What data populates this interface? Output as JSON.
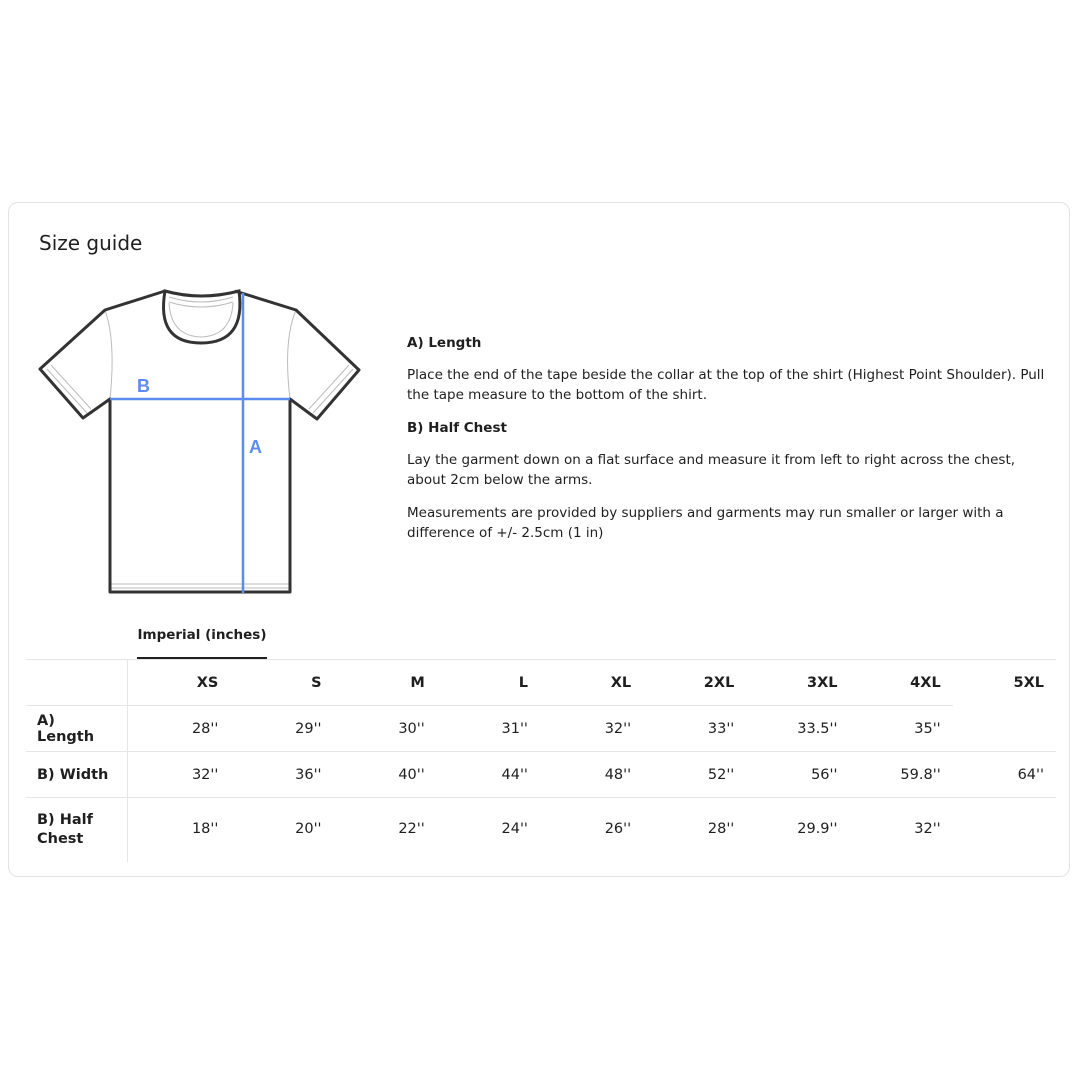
{
  "title": "Size guide",
  "diagram": {
    "label_a": "A",
    "label_b": "B",
    "accent_color": "#5b8def"
  },
  "info": {
    "length_heading": "A) Length",
    "length_text": "Place the end of the tape beside the collar at the top of the shirt (Highest Point Shoulder). Pull the tape measure to the bottom of the shirt.",
    "chest_heading": "B) Half Chest",
    "chest_text": "Lay the garment down on a flat surface and measure it from left to right across the chest, about 2cm below the arms.",
    "note": "Measurements are provided by suppliers and garments may run smaller or larger with a difference of +/- 2.5cm (1 in)"
  },
  "tab": "Imperial (inches)",
  "table": {
    "sizes": [
      "XS",
      "S",
      "M",
      "L",
      "XL",
      "2XL",
      "3XL",
      "4XL",
      "5XL"
    ],
    "rows": [
      {
        "label": "A) Length",
        "values": [
          "28''",
          "29''",
          "30''",
          "31''",
          "32''",
          "33''",
          "33.5''",
          "35''",
          ""
        ]
      },
      {
        "label": "B) Width",
        "values": [
          "32''",
          "36''",
          "40''",
          "44''",
          "48''",
          "52''",
          "56''",
          "59.8''",
          "64''"
        ]
      },
      {
        "label": "B) Half Chest",
        "values": [
          "18''",
          "20''",
          "22''",
          "24''",
          "26''",
          "28''",
          "29.9''",
          "32''",
          ""
        ]
      }
    ]
  }
}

***

» **Description of the task**
Return the listing above word for word, with the pictures removed.

» **Task solution**
What data populates this interface? Output as JSON.
{
  "title": "Size guide",
  "diagram": {
    "label_a": "A",
    "label_b": "B",
    "accent_color": "#5b8def"
  },
  "info": {
    "length_heading": "A) Length",
    "length_text": "Place the end of the tape beside the collar at the top of the shirt (Highest Point Shoulder). Pull the tape measure to the bottom of the shirt.",
    "chest_heading": "B) Half Chest",
    "chest_text": "Lay the garment down on a flat surface and measure it from left to right across the chest, about 2cm below the arms.",
    "note": "Measurements are provided by suppliers and garments may run smaller or larger with a difference of +/- 2.5cm (1 in)"
  },
  "tab": "Imperial (inches)",
  "table": {
    "sizes": [
      "XS",
      "S",
      "M",
      "L",
      "XL",
      "2XL",
      "3XL",
      "4XL",
      "5XL"
    ],
    "rows": [
      {
        "label": "A) Length",
        "values": [
          "28''",
          "29''",
          "30''",
          "31''",
          "32''",
          "33''",
          "33.5''",
          "35''",
          ""
        ]
      },
      {
        "label": "B) Width",
        "values": [
          "32''",
          "36''",
          "40''",
          "44''",
          "48''",
          "52''",
          "56''",
          "59.8''",
          "64''"
        ]
      },
      {
        "label": "B) Half Chest",
        "values": [
          "18''",
          "20''",
          "22''",
          "24''",
          "26''",
          "28''",
          "29.9''",
          "32''",
          ""
        ]
      }
    ]
  }
}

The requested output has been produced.